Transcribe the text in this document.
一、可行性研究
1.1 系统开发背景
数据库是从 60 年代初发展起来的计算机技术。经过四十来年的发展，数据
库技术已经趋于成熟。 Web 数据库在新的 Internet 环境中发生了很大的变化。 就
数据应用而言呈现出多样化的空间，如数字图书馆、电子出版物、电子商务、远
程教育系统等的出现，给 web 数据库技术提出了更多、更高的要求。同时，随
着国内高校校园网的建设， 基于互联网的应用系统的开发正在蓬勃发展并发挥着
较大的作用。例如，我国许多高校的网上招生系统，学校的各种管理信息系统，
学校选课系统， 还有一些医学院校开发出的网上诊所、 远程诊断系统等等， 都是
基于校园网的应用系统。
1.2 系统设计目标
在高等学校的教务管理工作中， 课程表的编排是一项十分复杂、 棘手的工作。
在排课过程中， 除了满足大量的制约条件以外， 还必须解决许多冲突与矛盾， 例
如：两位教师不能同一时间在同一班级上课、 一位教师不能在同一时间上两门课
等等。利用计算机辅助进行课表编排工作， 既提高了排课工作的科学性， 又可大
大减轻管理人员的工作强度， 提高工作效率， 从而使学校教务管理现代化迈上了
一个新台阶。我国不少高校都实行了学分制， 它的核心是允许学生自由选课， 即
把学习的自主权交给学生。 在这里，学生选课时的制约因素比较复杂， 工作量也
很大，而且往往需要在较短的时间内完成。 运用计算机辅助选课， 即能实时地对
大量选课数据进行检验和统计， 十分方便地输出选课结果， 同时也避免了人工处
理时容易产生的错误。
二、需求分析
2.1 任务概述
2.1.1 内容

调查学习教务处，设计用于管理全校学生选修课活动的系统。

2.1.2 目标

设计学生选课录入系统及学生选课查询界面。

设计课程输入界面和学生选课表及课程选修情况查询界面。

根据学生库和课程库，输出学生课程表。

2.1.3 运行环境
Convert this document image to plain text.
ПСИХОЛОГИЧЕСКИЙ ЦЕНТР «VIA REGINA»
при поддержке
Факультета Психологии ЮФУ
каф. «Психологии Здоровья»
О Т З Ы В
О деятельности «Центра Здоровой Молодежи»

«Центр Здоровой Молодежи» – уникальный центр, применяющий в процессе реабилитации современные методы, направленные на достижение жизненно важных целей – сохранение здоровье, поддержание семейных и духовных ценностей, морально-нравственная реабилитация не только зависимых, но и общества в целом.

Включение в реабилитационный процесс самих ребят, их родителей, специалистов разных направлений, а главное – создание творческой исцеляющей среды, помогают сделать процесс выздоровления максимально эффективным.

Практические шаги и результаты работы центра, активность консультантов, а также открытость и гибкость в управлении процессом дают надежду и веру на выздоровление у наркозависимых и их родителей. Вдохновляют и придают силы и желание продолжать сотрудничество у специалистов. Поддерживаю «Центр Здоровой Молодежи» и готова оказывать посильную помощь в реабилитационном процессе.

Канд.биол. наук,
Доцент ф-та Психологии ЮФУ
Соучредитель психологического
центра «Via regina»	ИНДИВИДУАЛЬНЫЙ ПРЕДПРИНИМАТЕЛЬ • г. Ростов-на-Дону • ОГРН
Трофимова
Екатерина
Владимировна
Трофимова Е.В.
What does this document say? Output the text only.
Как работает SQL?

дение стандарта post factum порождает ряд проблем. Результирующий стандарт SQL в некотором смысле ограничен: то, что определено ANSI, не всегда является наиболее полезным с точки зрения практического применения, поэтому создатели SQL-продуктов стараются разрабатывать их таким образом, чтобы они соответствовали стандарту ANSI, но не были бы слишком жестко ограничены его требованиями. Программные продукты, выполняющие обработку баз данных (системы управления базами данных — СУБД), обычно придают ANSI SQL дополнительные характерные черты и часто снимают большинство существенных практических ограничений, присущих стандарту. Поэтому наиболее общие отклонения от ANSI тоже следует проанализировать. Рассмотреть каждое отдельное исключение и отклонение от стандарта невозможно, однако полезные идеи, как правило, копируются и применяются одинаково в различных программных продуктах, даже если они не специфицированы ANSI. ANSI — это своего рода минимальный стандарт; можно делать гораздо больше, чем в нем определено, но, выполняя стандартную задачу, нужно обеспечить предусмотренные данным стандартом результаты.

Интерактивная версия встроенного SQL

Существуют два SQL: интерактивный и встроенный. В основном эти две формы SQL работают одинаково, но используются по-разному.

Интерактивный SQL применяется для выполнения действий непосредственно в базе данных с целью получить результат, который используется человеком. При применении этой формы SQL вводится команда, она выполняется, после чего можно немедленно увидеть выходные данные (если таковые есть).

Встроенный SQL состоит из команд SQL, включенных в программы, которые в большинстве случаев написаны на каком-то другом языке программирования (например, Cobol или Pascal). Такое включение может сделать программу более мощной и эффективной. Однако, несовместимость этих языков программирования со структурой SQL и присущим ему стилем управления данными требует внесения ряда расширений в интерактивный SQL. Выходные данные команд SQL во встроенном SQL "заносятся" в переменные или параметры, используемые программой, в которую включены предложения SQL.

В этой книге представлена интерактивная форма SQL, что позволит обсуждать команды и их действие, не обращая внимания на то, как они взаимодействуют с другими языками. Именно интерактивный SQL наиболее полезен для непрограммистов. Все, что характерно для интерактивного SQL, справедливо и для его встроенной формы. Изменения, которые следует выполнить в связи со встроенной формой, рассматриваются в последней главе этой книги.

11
****************
PROBLEM TO WORK ON: Using the entries above, please restate each one word for word.

CORRECT ANSWER:
Transcribe the text in this document.
一、可行性研究
1.1 系统开发背景
数据库是从 60 年代初发展起来的计算机技术。经过四十来年的发展，数据
库技术已经趋于成熟。 Web 数据库在新的 Internet 环境中发生了很大的变化。 就
数据应用而言呈现出多样化的空间，如数字图书馆、电子出版物、电子商务、远
程教育系统等的出现，给 web 数据库技术提出了更多、更高的要求。同时，随
着国内高校校园网的建设， 基于互联网的应用系统的开发正在蓬勃发展并发挥着
较大的作用。例如，我国许多高校的网上招生系统，学校的各种管理信息系统，
学校选课系统， 还有一些医学院校开发出的网上诊所、 远程诊断系统等等， 都是
基于校园网的应用系统。
1.2 系统设计目标
在高等学校的教务管理工作中， 课程表的编排是一项十分复杂、 棘手的工作。
在排课过程中， 除了满足大量的制约条件以外， 还必须解决许多冲突与矛盾， 例
如：两位教师不能同一时间在同一班级上课、 一位教师不能在同一时间上两门课
等等。利用计算机辅助进行课表编排工作， 既提高了排课工作的科学性， 又可大
大减轻管理人员的工作强度， 提高工作效率， 从而使学校教务管理现代化迈上了
一个新台阶。我国不少高校都实行了学分制， 它的核心是允许学生自由选课， 即
把学习的自主权交给学生。 在这里，学生选课时的制约因素比较复杂， 工作量也
很大，而且往往需要在较短的时间内完成。 运用计算机辅助选课， 即能实时地对
大量选课数据进行检验和统计， 十分方便地输出选课结果， 同时也避免了人工处
理时容易产生的错误。
二、需求分析
2.1 任务概述
2.1.1 内容

调查学习教务处，设计用于管理全校学生选修课活动的系统。

2.1.2 目标

设计学生选课录入系统及学生选课查询界面。

设计课程输入界面和学生选课表及课程选修情况查询界面。

根据学生库和课程库，输出学生课程表。

2.1.3 运行环境
Convert this document image to plain text.
ПСИХОЛОГИЧЕСКИЙ ЦЕНТР «VIA REGINA»
при поддержке
Факультета Психологии ЮФУ
каф. «Психологии Здоровья»
О Т З Ы В
О деятельности «Центра Здоровой Молодежи»

«Центр Здоровой Молодежи» – уникальный центр, применяющий в процессе реабилитации современные методы, направленные на достижение жизненно важных целей – сохранение здоровье, поддержание семейных и духовных ценностей, морально-нравственная реабилитация не только зависимых, но и общества в целом.

Включение в реабилитационный процесс самих ребят, их родителей, специалистов разных направлений, а главное – создание творческой исцеляющей среды, помогают сделать процесс выздоровления максимально эффективным.

Практические шаги и результаты работы центра, активность консультантов, а также открытость и гибкость в управлении процессом дают надежду и веру на выздоровление у наркозависимых и их родителей. Вдохновляют и придают силы и желание продолжать сотрудничество у специалистов. Поддерживаю «Центр Здоровой Молодежи» и готова оказывать посильную помощь в реабилитационном процессе.

Канд.биол. наук,
Доцент ф-та Психологии ЮФУ
Соучредитель психологического
центра «Via regina»	ИНДИВИДУАЛЬНЫЙ ПРЕДПРИНИМАТЕЛЬ • г. Ростов-на-Дону • ОГРН
Трофимова
Екатерина
Владимировна
Трофимова Е.В.
What does this document say? Output the text only.
Как работает SQL?

дение стандарта post factum порождает ряд проблем. Результирующий стандарт SQL в некотором смысле ограничен: то, что определено ANSI, не всегда является наиболее полезным с точки зрения практического применения, поэтому создатели SQL-продуктов стараются разрабатывать их таким образом, чтобы они соответствовали стандарту ANSI, но не были бы слишком жестко ограничены его требованиями. Программные продукты, выполняющие обработку баз данных (системы управления базами данных — СУБД), обычно придают ANSI SQL дополнительные характерные черты и часто снимают большинство существенных практических ограничений, присущих стандарту. Поэтому наиболее общие отклонения от ANSI тоже следует проанализировать. Рассмотреть каждое отдельное исключение и отклонение от стандарта невозможно, однако полезные идеи, как правило, копируются и применяются одинаково в различных программных продуктах, даже если они не специфицированы ANSI. ANSI — это своего рода минимальный стандарт; можно делать гораздо больше, чем в нем определено, но, выполняя стандартную задачу, нужно обеспечить предусмотренные данным стандартом результаты.

Интерактивная версия встроенного SQL

Существуют два SQL: интерактивный и встроенный. В основном эти две формы SQL работают одинаково, но используются по-разному.

Интерактивный SQL применяется для выполнения действий непосредственно в базе данных с целью получить результат, который используется человеком. При применении этой формы SQL вводится команда, она выполняется, после чего можно немедленно увидеть выходные данные (если таковые есть).

Встроенный SQL состоит из команд SQL, включенных в программы, которые в большинстве случаев написаны на каком-то другом языке программирования (например, Cobol или Pascal). Такое включение может сделать программу более мощной и эффективной. Однако, несовместимость этих языков программирования со структурой SQL и присущим ему стилем управления данными требует внесения ряда расширений в интерактивный SQL. Выходные данные команд SQL во встроенном SQL "заносятся" в переменные или параметры, используемые программой, в которую включены предложения SQL.

В этой книге представлена интерактивная форма SQL, что позволит обсуждать команды и их действие, не обращая внимания на то, как они взаимодействуют с другими языками. Именно интерактивный SQL наиболее полезен для непрограммистов. Все, что характерно для интерактивного SQL, справедливо и для его встроенной формы. Изменения, которые следует выполнить в связи со встроенной формой, рассматриваются в последней главе этой книги.

11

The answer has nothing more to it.